[Excerpt from a dataset]
⁂

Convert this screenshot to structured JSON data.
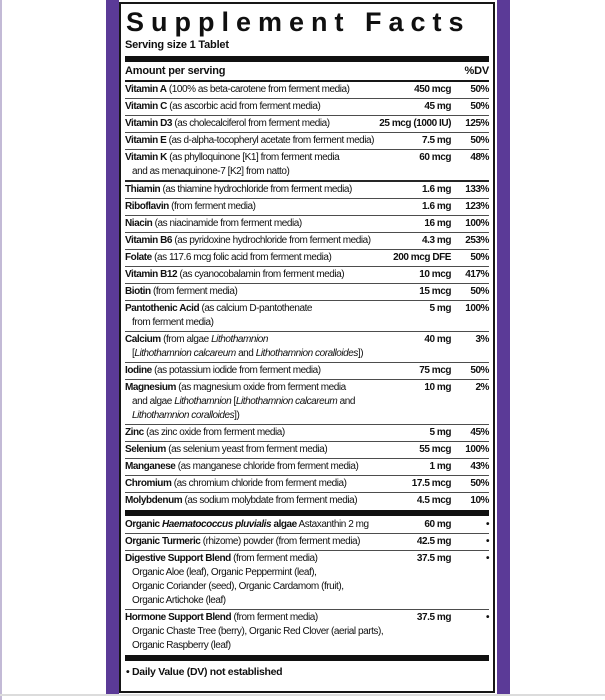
{
  "label": {
    "title": "Supplement Facts",
    "serving_size": "Serving size 1 Tablet",
    "amount_header": "Amount per serving",
    "dv_header": "%DV",
    "footnote": "• Daily Value (DV) not established",
    "colors": {
      "stripe_purple": "#5b3a97",
      "rule_black": "#111111",
      "hairline_gray": "#4d4d4d"
    }
  },
  "rows": [
    {
      "kind": "row",
      "id": "vitamin-a",
      "segs": [
        [
          "Vitamin A",
          "b"
        ],
        [
          " (100% as beta-carotene from ferment media)",
          ""
        ]
      ],
      "amount": "450 mcg",
      "dv": "50%"
    },
    {
      "kind": "row",
      "id": "vitamin-c",
      "segs": [
        [
          "Vitamin C",
          "b"
        ],
        [
          " (as ascorbic acid from ferment media)",
          ""
        ]
      ],
      "amount": "45 mg",
      "dv": "50%"
    },
    {
      "kind": "row",
      "id": "vitamin-d3",
      "segs": [
        [
          "Vitamin D3",
          "b"
        ],
        [
          " (as cholecalciferol from ferment media)",
          ""
        ]
      ],
      "amount": "25 mcg (1000 IU)",
      "dv": "125%"
    },
    {
      "kind": "row",
      "id": "vitamin-e",
      "segs": [
        [
          "Vitamin E",
          "b"
        ],
        [
          " (as d-alpha-tocopheryl acetate from ferment media)",
          ""
        ]
      ],
      "amount": "7.5 mg",
      "dv": "50%"
    },
    {
      "kind": "row",
      "id": "vitamin-k",
      "segs": [
        [
          "Vitamin K",
          "b"
        ],
        [
          " (as phylloquinone [K1] from ferment media",
          ""
        ]
      ],
      "cont": [
        [
          [
            "and as menaquinone-7 [K2] from natto)",
            ""
          ]
        ]
      ],
      "amount": "60 mcg",
      "dv": "48%"
    },
    {
      "kind": "row",
      "id": "thiamin",
      "sep": "med",
      "segs": [
        [
          "Thiamin",
          "b"
        ],
        [
          " (as thiamine hydrochloride from ferment media)",
          ""
        ]
      ],
      "amount": "1.6 mg",
      "dv": "133%"
    },
    {
      "kind": "row",
      "id": "riboflavin",
      "segs": [
        [
          "Riboflavin",
          "b"
        ],
        [
          " (from ferment media)",
          ""
        ]
      ],
      "amount": "1.6 mg",
      "dv": "123%"
    },
    {
      "kind": "row",
      "id": "niacin",
      "segs": [
        [
          "Niacin",
          "b"
        ],
        [
          " (as niacinamide from ferment media)",
          ""
        ]
      ],
      "amount": "16 mg",
      "dv": "100%"
    },
    {
      "kind": "row",
      "id": "vitamin-b6",
      "segs": [
        [
          "Vitamin B6",
          "b"
        ],
        [
          " (as pyridoxine hydrochloride from ferment media)",
          ""
        ]
      ],
      "amount": "4.3 mg",
      "dv": "253%"
    },
    {
      "kind": "row",
      "id": "folate",
      "segs": [
        [
          "Folate",
          "b"
        ],
        [
          " (as 117.6 mcg folic acid from ferment media)",
          ""
        ]
      ],
      "amount": "200 mcg DFE",
      "dv": "50%"
    },
    {
      "kind": "row",
      "id": "vitamin-b12",
      "segs": [
        [
          "Vitamin B12",
          "b"
        ],
        [
          " (as cyanocobalamin from ferment media)",
          ""
        ]
      ],
      "amount": "10 mcg",
      "dv": "417%"
    },
    {
      "kind": "row",
      "id": "biotin",
      "segs": [
        [
          "Biotin",
          "b"
        ],
        [
          " (from ferment media)",
          ""
        ]
      ],
      "amount": "15 mcg",
      "dv": "50%"
    },
    {
      "kind": "row",
      "id": "pantothenic-acid",
      "segs": [
        [
          "Pantothenic Acid",
          "b"
        ],
        [
          " (as calcium D-pantothenate",
          ""
        ]
      ],
      "cont": [
        [
          [
            "from ferment media)",
            ""
          ]
        ]
      ],
      "amount": "5 mg",
      "dv": "100%"
    },
    {
      "kind": "row",
      "id": "calcium",
      "segs": [
        [
          "Calcium",
          "b"
        ],
        [
          " (from algae ",
          ""
        ],
        [
          "Lithothamnion",
          "i"
        ]
      ],
      "cont": [
        [
          [
            "[",
            ""
          ],
          [
            "Lithothamnion calcareum",
            "i"
          ],
          [
            " and ",
            ""
          ],
          [
            "Lithothamnion coralloides",
            "i"
          ],
          [
            "])",
            ""
          ]
        ]
      ],
      "amount": "40 mg",
      "dv": "3%"
    },
    {
      "kind": "row",
      "id": "iodine",
      "segs": [
        [
          "Iodine",
          "b"
        ],
        [
          " (as potassium iodide from ferment media)",
          ""
        ]
      ],
      "amount": "75 mcg",
      "dv": "50%"
    },
    {
      "kind": "row",
      "id": "magnesium",
      "segs": [
        [
          "Magnesium",
          "b"
        ],
        [
          " (as magnesium oxide from ferment media",
          ""
        ]
      ],
      "cont": [
        [
          [
            "and algae ",
            ""
          ],
          [
            "Lithothamnion",
            "i"
          ],
          [
            " [",
            ""
          ],
          [
            "Lithothamnion calcareum",
            "i"
          ],
          [
            " and",
            ""
          ]
        ],
        [
          [
            "Lithothamnion coralloides",
            "i"
          ],
          [
            "])",
            ""
          ]
        ]
      ],
      "amount": "10 mg",
      "dv": "2%"
    },
    {
      "kind": "row",
      "id": "zinc",
      "segs": [
        [
          "Zinc",
          "b"
        ],
        [
          " (as zinc oxide from ferment media)",
          ""
        ]
      ],
      "amount": "5 mg",
      "dv": "45%"
    },
    {
      "kind": "row",
      "id": "selenium",
      "segs": [
        [
          "Selenium",
          "b"
        ],
        [
          " (as selenium yeast from ferment media)",
          ""
        ]
      ],
      "amount": "55 mcg",
      "dv": "100%"
    },
    {
      "kind": "row",
      "id": "manganese",
      "segs": [
        [
          "Manganese",
          "b"
        ],
        [
          " (as manganese chloride from ferment media)",
          ""
        ]
      ],
      "amount": "1 mg",
      "dv": "43%"
    },
    {
      "kind": "row",
      "id": "chromium",
      "segs": [
        [
          "Chromium",
          "b"
        ],
        [
          " (as chromium chloride from ferment media)",
          ""
        ]
      ],
      "amount": "17.5 mcg",
      "dv": "50%"
    },
    {
      "kind": "row",
      "id": "molybdenum",
      "segs": [
        [
          "Molybdenum",
          "b"
        ],
        [
          " (as sodium molybdate from ferment media)",
          ""
        ]
      ],
      "amount": "4.5 mcg",
      "dv": "10%"
    },
    {
      "kind": "bar"
    },
    {
      "kind": "row",
      "id": "astaxanthin",
      "segs": [
        [
          "Organic ",
          "b"
        ],
        [
          "Haematococcus pluvialis",
          "bi"
        ],
        [
          " algae",
          "b"
        ],
        [
          " Astaxanthin 2 mg",
          ""
        ]
      ],
      "amount": "60 mg",
      "dv": "•"
    },
    {
      "kind": "row",
      "id": "turmeric",
      "segs": [
        [
          "Organic Turmeric",
          "b"
        ],
        [
          " (rhizome) powder (from ferment media)",
          ""
        ]
      ],
      "amount": "42.5 mg",
      "dv": "•"
    },
    {
      "kind": "row",
      "id": "digestive-support-blend",
      "segs": [
        [
          "Digestive Support Blend",
          "b"
        ],
        [
          " (from ferment media)",
          ""
        ]
      ],
      "cont": [
        [
          [
            "Organic Aloe (leaf), Organic Peppermint (leaf),",
            ""
          ]
        ],
        [
          [
            "Organic Coriander (seed), Organic Cardamom (fruit),",
            ""
          ]
        ],
        [
          [
            "Organic Artichoke (leaf)",
            ""
          ]
        ]
      ],
      "amount": "37.5 mg",
      "dv": "•"
    },
    {
      "kind": "row",
      "id": "hormone-support-blend",
      "segs": [
        [
          "Hormone Support Blend",
          "b"
        ],
        [
          " (from ferment media)",
          ""
        ]
      ],
      "cont": [
        [
          [
            "Organic Chaste Tree (berry), Organic Red Clover (aerial parts),",
            ""
          ]
        ],
        [
          [
            "Organic Raspberry (leaf)",
            ""
          ]
        ]
      ],
      "amount": "37.5 mg",
      "dv": "•"
    },
    {
      "kind": "bar"
    }
  ]
}
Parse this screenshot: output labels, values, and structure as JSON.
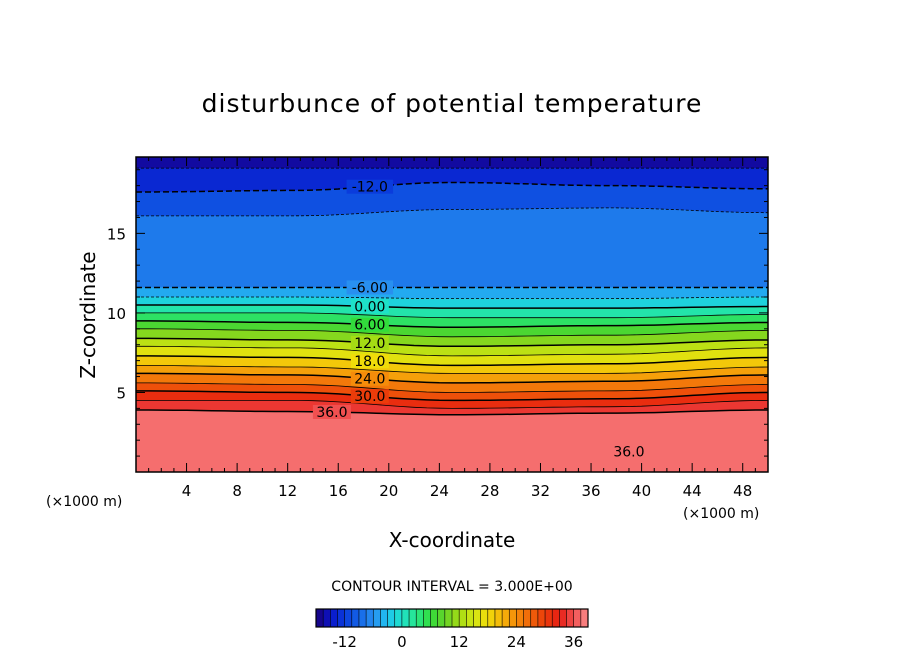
{
  "chart_data": {
    "type": "heatmap",
    "subtype": "filled-contour",
    "title": "disturbunce of potential temperature",
    "xlabel": "X-coordinate",
    "ylabel": "Z-coordinate",
    "x_unit_label": "(×1000 m)",
    "y_unit_label": "(×1000 m)",
    "xlim": [
      0,
      50
    ],
    "ylim": [
      0,
      19.8
    ],
    "x_ticks": [
      4,
      8,
      12,
      16,
      20,
      24,
      28,
      32,
      36,
      40,
      44,
      48
    ],
    "x_tick_labels": [
      "4",
      "8",
      "12",
      "16",
      "20",
      "24",
      "28",
      "32",
      "36",
      "40",
      "44",
      "48"
    ],
    "y_ticks": [
      5,
      10,
      15
    ],
    "y_tick_labels": [
      "5",
      "10",
      "15"
    ],
    "contour_interval_label": "CONTOUR INTERVAL = 3.000E+00",
    "colorbar": {
      "range": [
        -18,
        39
      ],
      "ticks": [
        -12,
        0,
        12,
        24,
        36
      ],
      "tick_labels": [
        "-12",
        "0",
        "12",
        "24",
        "36"
      ]
    },
    "contour_levels": [
      {
        "value": -15,
        "label": "",
        "z": [
          19.1,
          19.1,
          19.1,
          19.1,
          19.1
        ],
        "dashed": true
      },
      {
        "value": -12,
        "label": "-12.0",
        "z": [
          17.6,
          17.7,
          18.2,
          18.0,
          17.8
        ],
        "dashed": true,
        "label_x": 18.5
      },
      {
        "value": -9,
        "label": "",
        "z": [
          16.1,
          16.1,
          16.5,
          16.6,
          16.3
        ],
        "dashed": true
      },
      {
        "value": -6,
        "label": "-6.00",
        "z": [
          11.6,
          11.6,
          11.6,
          11.6,
          11.6
        ],
        "dashed": true,
        "label_x": 18.5
      },
      {
        "value": -3,
        "label": "",
        "z": [
          11.0,
          11.0,
          10.9,
          10.9,
          11.0
        ],
        "dashed": true
      },
      {
        "value": 0,
        "label": "0.00",
        "z": [
          10.5,
          10.5,
          10.3,
          10.3,
          10.4
        ],
        "dashed": false,
        "label_x": 18.5
      },
      {
        "value": 3,
        "label": "",
        "z": [
          10.0,
          10.0,
          9.7,
          9.7,
          9.9
        ],
        "dashed": false
      },
      {
        "value": 6,
        "label": "6.00",
        "z": [
          9.5,
          9.4,
          9.1,
          9.2,
          9.4
        ],
        "dashed": false,
        "label_x": 18.5
      },
      {
        "value": 9,
        "label": "",
        "z": [
          9.0,
          8.9,
          8.5,
          8.6,
          8.9
        ],
        "dashed": false
      },
      {
        "value": 12,
        "label": "12.0",
        "z": [
          8.4,
          8.3,
          7.9,
          8.0,
          8.3
        ],
        "dashed": false,
        "label_x": 18.5
      },
      {
        "value": 15,
        "label": "",
        "z": [
          7.9,
          7.8,
          7.3,
          7.4,
          7.8
        ],
        "dashed": false
      },
      {
        "value": 18,
        "label": "18.0",
        "z": [
          7.3,
          7.2,
          6.7,
          6.8,
          7.2
        ],
        "dashed": false,
        "label_x": 18.5
      },
      {
        "value": 21,
        "label": "",
        "z": [
          6.7,
          6.6,
          6.2,
          6.2,
          6.6
        ],
        "dashed": false
      },
      {
        "value": 24,
        "label": "24.0",
        "z": [
          6.2,
          6.1,
          5.6,
          5.7,
          6.1
        ],
        "dashed": false,
        "label_x": 18.5
      },
      {
        "value": 27,
        "label": "",
        "z": [
          5.6,
          5.5,
          5.0,
          5.1,
          5.5
        ],
        "dashed": false
      },
      {
        "value": 30,
        "label": "30.0",
        "z": [
          5.1,
          5.0,
          4.5,
          4.6,
          5.0
        ],
        "dashed": false,
        "label_x": 18.5
      },
      {
        "value": 33,
        "label": "",
        "z": [
          4.5,
          4.5,
          4.0,
          4.1,
          4.5
        ],
        "dashed": false
      },
      {
        "value": 36,
        "label": "36.0",
        "z": [
          3.9,
          3.8,
          3.6,
          3.7,
          3.9
        ],
        "dashed": false,
        "label_x": 15.5
      }
    ],
    "secondary_labels": [
      {
        "label": "36.0",
        "x": 39,
        "z": 1.3
      }
    ],
    "color_stops": [
      {
        "v": -18,
        "c": "#1a0078"
      },
      {
        "v": -15,
        "c": "#0a14c8"
      },
      {
        "v": -12,
        "c": "#0a3cdc"
      },
      {
        "v": -9,
        "c": "#1464e6"
      },
      {
        "v": -6,
        "c": "#2890f0"
      },
      {
        "v": -3,
        "c": "#1ec3f0"
      },
      {
        "v": 0,
        "c": "#1ee1c8"
      },
      {
        "v": 3,
        "c": "#28e68c"
      },
      {
        "v": 6,
        "c": "#32dc3c"
      },
      {
        "v": 9,
        "c": "#64d228"
      },
      {
        "v": 12,
        "c": "#a5dc14"
      },
      {
        "v": 15,
        "c": "#d2e614"
      },
      {
        "v": 18,
        "c": "#f0dc0a"
      },
      {
        "v": 21,
        "c": "#f5b40a"
      },
      {
        "v": 24,
        "c": "#f58c0a"
      },
      {
        "v": 27,
        "c": "#f0640a"
      },
      {
        "v": 30,
        "c": "#eb3c0a"
      },
      {
        "v": 33,
        "c": "#e61e14"
      },
      {
        "v": 36,
        "c": "#f05050"
      },
      {
        "v": 39,
        "c": "#fa8c8c"
      }
    ]
  }
}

⁂

What is expected: Check each line above for "this" and return the ones that have it.

Response to the exercise:
Convert this screenshot to structured JSON data.
Parse this screenshot: output labels, values, and structure as JSON.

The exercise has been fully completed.